STATED TASK>
Search the material for the word "document" and report each line where it turns up.

Extracted records
------------

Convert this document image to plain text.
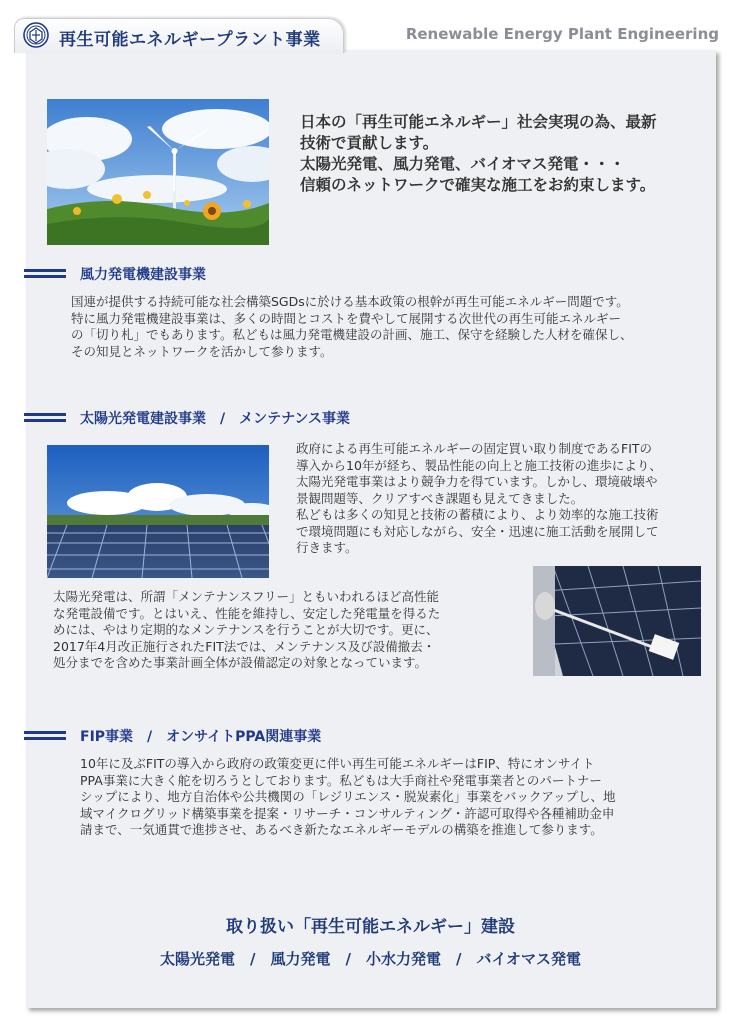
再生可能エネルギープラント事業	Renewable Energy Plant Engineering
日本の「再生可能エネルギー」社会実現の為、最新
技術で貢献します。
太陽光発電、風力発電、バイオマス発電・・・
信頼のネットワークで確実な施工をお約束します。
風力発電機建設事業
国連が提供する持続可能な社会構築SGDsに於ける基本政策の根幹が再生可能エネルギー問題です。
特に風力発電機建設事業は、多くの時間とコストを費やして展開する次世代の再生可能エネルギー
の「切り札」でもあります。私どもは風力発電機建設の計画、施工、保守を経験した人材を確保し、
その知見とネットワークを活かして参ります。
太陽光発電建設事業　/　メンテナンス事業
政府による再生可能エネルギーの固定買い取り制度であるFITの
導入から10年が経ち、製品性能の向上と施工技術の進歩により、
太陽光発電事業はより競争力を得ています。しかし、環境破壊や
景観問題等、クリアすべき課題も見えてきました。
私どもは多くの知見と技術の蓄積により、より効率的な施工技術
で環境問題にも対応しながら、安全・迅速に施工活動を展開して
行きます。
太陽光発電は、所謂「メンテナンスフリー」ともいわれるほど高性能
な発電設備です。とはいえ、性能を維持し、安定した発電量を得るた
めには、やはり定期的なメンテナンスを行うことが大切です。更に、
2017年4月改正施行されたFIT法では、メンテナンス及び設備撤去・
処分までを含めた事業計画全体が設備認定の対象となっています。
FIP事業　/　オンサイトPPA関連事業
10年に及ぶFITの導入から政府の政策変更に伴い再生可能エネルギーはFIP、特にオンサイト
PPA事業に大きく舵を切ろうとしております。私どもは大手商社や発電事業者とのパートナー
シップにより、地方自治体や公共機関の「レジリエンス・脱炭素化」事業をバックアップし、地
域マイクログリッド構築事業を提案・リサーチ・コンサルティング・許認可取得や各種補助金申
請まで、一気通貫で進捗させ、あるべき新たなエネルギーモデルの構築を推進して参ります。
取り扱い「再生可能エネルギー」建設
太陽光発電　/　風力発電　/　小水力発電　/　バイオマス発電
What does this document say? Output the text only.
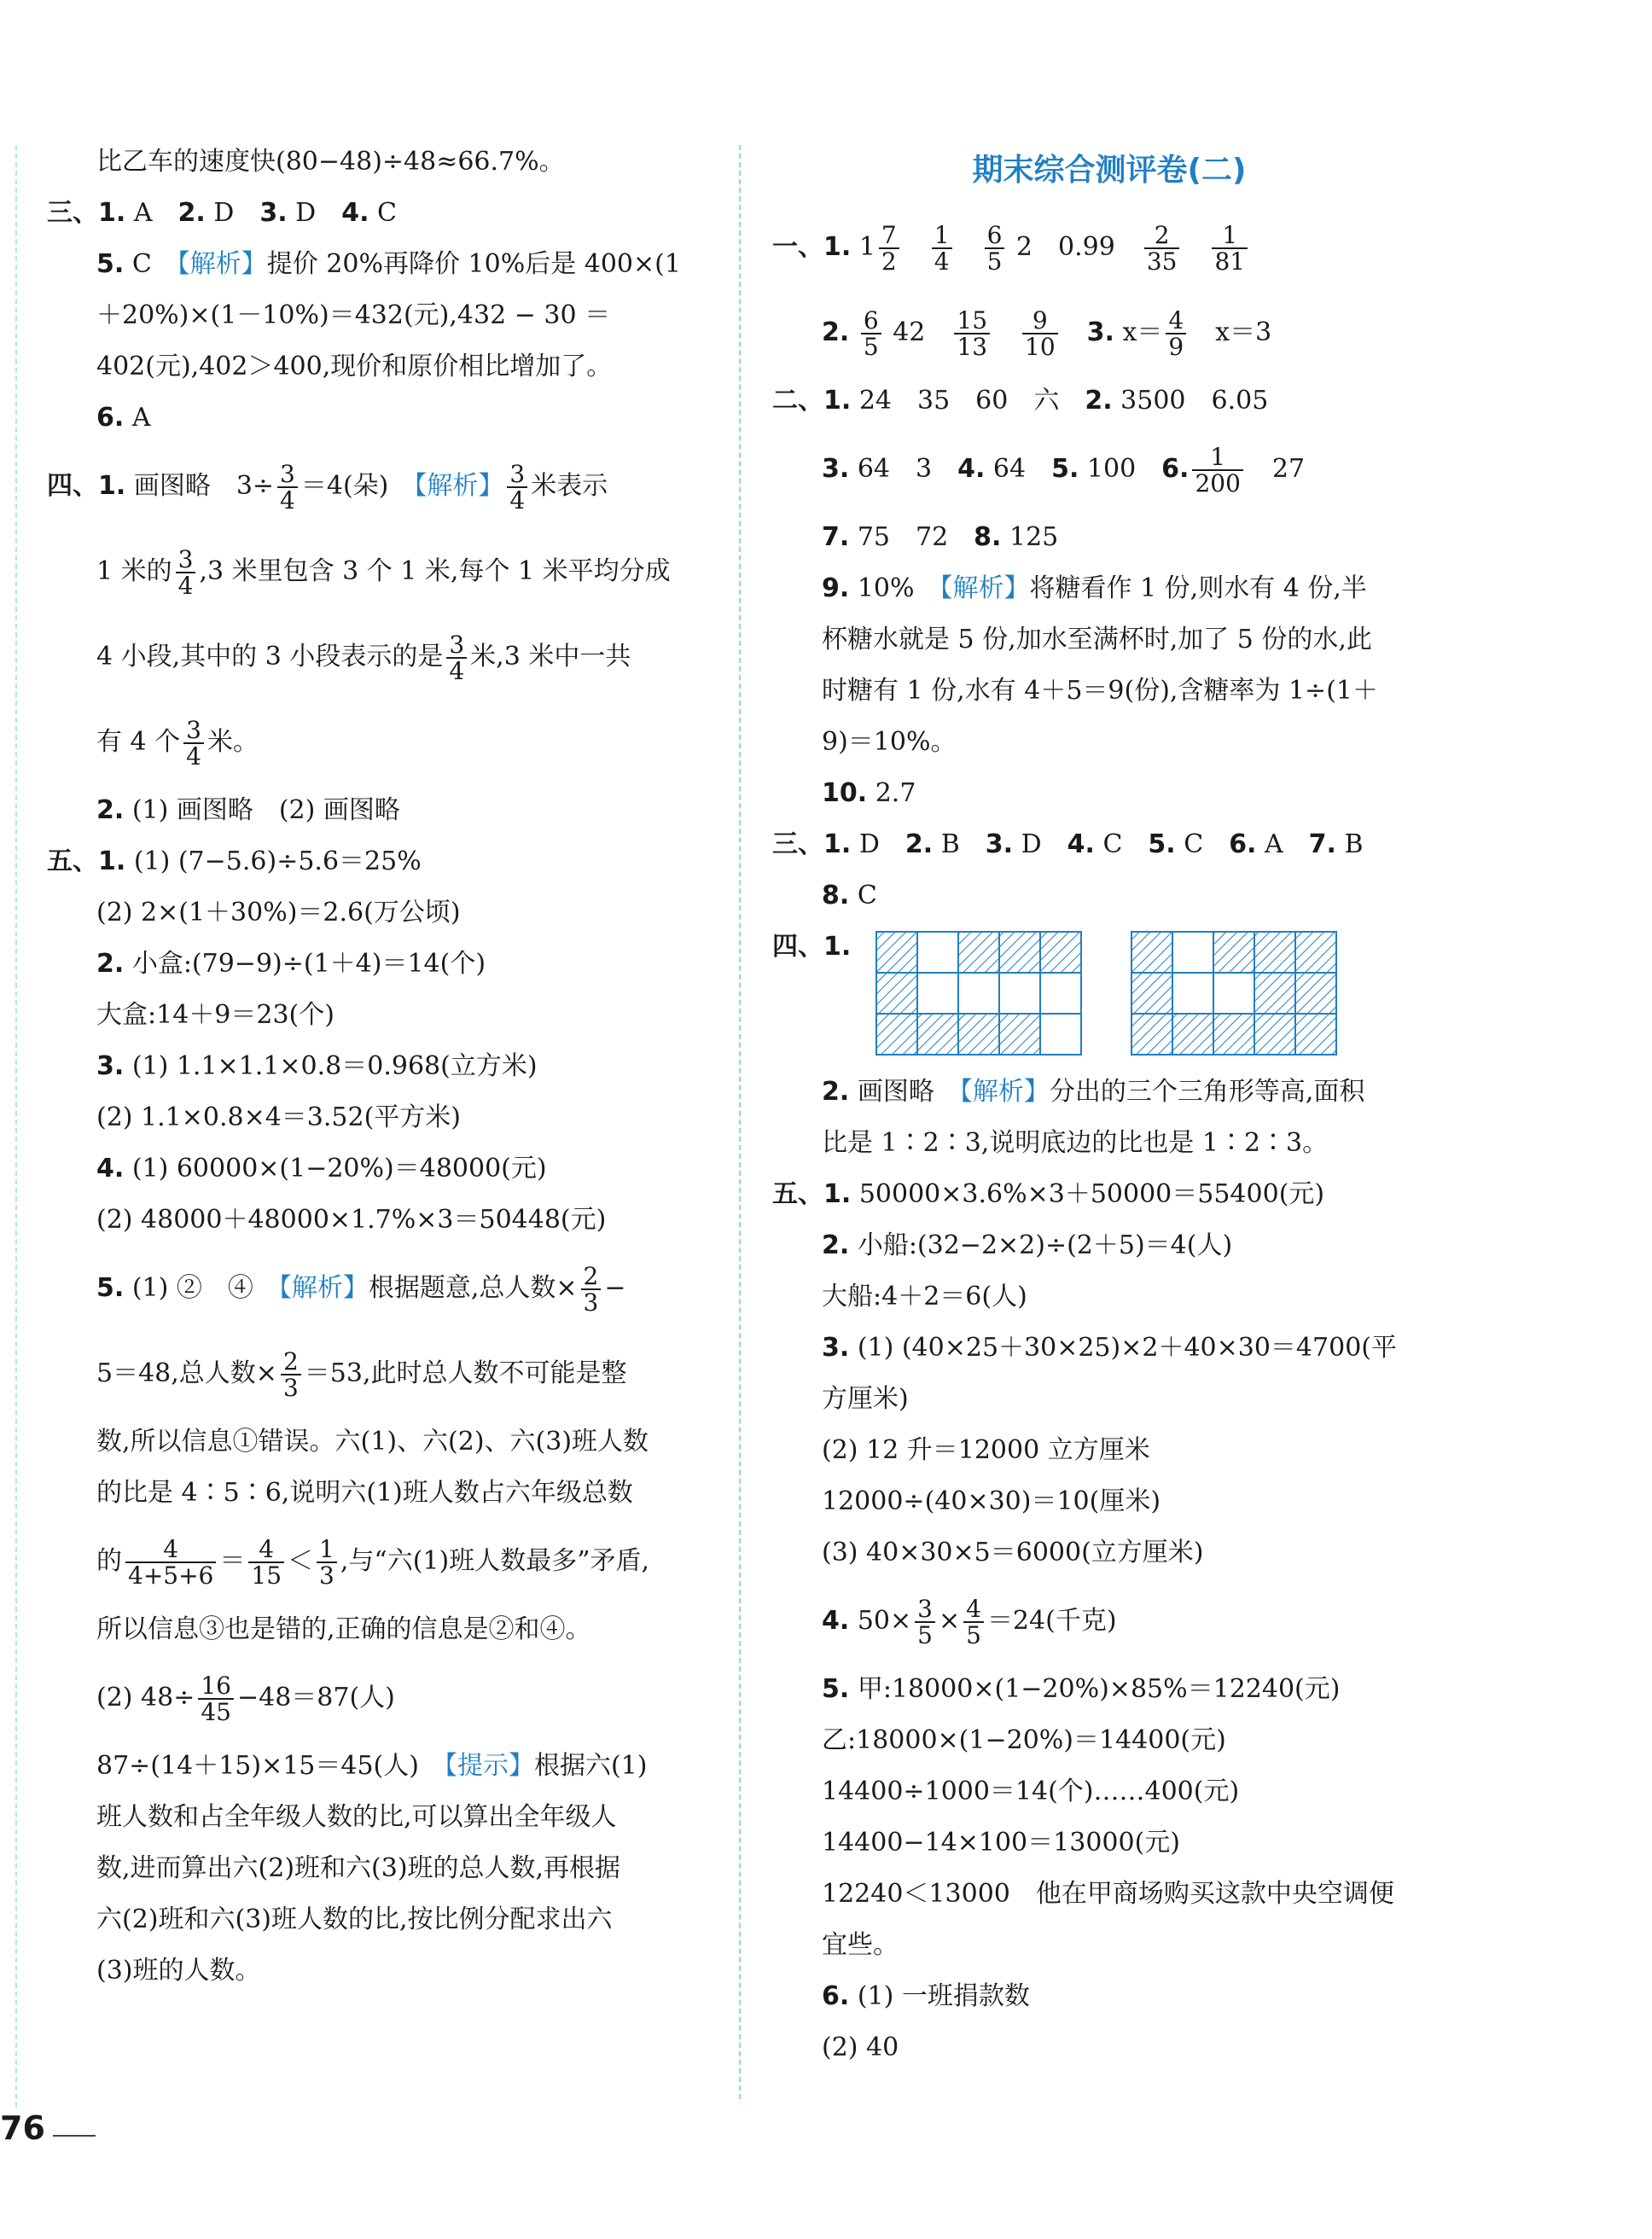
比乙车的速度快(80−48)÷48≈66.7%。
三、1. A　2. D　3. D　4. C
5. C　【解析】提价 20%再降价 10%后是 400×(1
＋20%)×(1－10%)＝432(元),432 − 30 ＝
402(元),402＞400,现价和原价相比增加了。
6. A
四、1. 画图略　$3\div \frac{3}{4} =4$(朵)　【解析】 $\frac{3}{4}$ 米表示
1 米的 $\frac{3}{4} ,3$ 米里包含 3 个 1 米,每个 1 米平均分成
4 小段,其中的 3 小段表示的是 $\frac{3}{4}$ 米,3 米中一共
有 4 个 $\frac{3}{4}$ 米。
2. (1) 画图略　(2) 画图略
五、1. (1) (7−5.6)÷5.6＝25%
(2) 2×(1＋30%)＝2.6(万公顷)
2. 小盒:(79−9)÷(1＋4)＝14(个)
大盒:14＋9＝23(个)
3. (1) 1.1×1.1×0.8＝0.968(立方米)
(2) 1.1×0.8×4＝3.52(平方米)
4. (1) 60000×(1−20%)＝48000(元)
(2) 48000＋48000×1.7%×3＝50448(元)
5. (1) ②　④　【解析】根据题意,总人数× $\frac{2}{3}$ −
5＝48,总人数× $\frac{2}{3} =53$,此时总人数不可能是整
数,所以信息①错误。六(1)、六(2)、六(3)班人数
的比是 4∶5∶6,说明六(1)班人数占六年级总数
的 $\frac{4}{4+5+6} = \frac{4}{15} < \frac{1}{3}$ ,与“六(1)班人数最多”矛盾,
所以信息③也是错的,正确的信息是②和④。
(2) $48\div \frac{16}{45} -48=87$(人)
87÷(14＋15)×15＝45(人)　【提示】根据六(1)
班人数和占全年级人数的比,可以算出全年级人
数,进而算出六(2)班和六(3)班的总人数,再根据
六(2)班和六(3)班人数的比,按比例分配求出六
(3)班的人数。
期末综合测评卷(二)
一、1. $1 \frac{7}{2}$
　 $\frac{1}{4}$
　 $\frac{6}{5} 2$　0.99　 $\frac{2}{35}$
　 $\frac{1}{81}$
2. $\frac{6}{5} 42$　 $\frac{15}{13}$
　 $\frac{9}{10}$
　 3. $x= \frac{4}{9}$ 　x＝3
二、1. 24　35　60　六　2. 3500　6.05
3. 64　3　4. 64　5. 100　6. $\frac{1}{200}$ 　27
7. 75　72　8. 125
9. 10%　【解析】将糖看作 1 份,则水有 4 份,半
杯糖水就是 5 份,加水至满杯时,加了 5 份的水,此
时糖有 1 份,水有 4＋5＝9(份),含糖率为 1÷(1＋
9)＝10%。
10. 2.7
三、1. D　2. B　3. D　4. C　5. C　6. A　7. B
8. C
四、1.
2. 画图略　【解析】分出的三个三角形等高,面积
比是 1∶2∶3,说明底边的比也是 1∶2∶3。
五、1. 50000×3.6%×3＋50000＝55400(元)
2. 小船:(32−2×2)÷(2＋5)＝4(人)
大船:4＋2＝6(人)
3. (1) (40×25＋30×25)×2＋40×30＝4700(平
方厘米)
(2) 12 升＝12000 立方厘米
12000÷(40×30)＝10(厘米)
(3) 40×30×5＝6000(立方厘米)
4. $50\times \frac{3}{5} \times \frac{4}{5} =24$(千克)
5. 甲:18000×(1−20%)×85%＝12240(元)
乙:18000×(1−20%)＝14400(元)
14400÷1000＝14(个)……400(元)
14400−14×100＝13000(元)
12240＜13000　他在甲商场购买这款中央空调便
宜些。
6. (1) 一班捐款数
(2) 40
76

------------

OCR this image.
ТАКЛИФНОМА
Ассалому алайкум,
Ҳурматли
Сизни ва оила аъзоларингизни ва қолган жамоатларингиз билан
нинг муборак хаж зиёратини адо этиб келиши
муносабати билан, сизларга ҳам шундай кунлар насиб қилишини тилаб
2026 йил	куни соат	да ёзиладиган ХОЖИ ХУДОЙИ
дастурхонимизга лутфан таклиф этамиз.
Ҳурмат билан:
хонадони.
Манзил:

------------

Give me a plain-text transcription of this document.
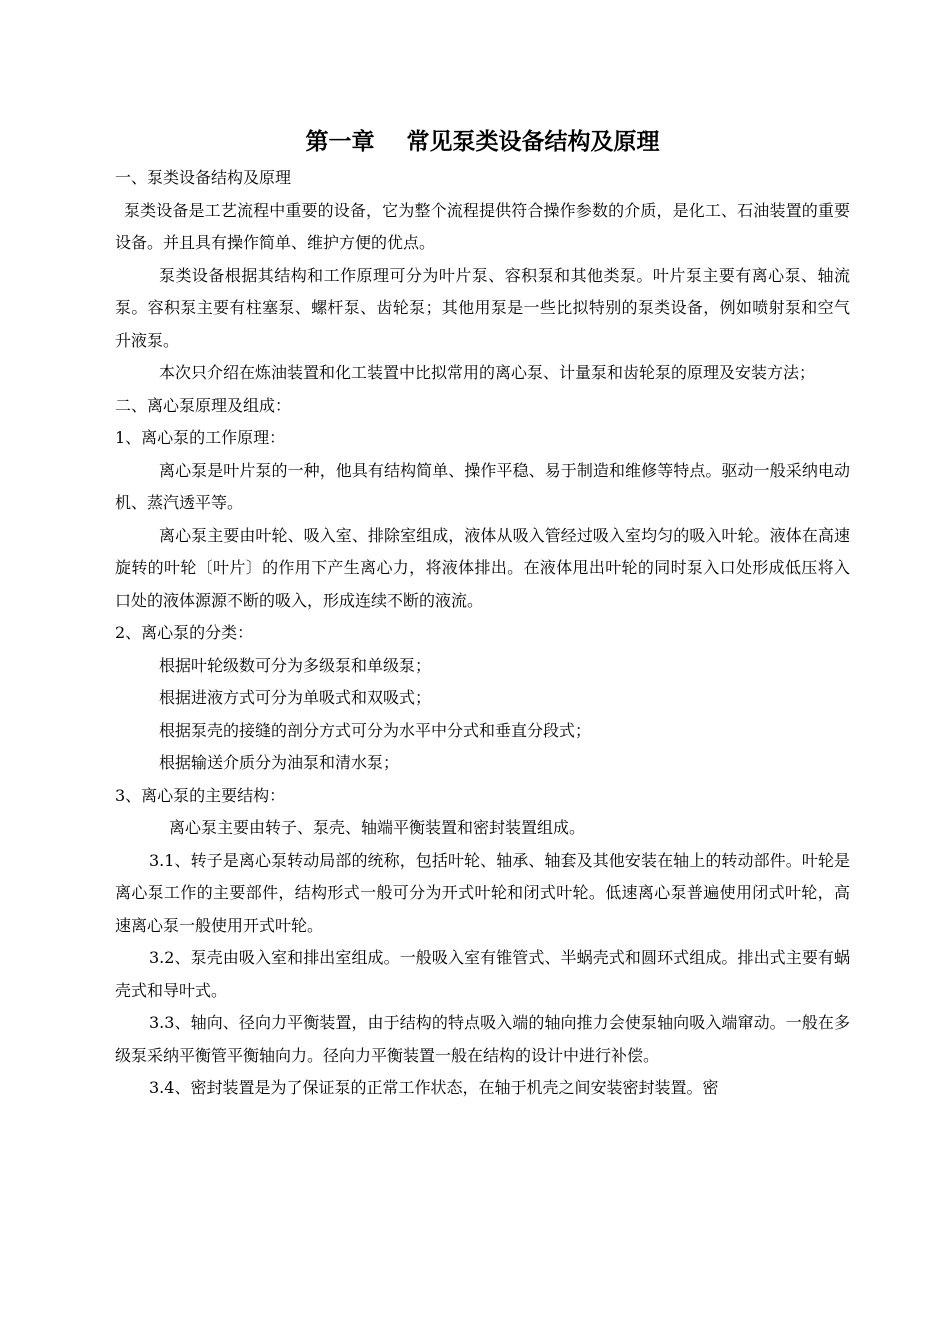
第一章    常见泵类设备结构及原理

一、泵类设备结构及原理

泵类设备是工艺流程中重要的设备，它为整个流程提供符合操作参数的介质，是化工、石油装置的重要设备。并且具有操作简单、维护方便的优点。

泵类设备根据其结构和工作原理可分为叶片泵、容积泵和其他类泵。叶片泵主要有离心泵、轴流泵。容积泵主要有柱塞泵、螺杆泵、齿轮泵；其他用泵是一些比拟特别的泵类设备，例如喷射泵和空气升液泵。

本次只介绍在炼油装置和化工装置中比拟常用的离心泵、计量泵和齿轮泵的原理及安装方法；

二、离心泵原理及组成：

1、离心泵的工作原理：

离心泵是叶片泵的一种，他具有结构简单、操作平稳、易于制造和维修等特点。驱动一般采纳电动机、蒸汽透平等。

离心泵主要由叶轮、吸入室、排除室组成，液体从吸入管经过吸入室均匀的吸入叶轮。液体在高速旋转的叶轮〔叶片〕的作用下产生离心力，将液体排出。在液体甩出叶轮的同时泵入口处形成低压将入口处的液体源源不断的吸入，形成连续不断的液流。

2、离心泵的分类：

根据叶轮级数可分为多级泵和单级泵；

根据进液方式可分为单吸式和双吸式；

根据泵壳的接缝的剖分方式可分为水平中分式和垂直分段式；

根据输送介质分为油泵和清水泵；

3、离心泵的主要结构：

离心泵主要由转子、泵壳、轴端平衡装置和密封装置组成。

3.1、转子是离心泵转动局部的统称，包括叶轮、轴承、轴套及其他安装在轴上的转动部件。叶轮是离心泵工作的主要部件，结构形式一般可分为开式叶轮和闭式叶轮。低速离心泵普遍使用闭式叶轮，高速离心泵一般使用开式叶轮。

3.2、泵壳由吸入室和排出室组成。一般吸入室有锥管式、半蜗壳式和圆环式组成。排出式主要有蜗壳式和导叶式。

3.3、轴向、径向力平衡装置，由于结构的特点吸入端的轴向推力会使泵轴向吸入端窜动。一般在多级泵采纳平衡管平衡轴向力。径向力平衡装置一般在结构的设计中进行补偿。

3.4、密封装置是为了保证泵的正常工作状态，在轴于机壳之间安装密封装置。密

------------

WORKED SOLUTION>
Convert this document image to plain text.
What does this document say? Output the text only.
Give me a plain-text transcription of this document.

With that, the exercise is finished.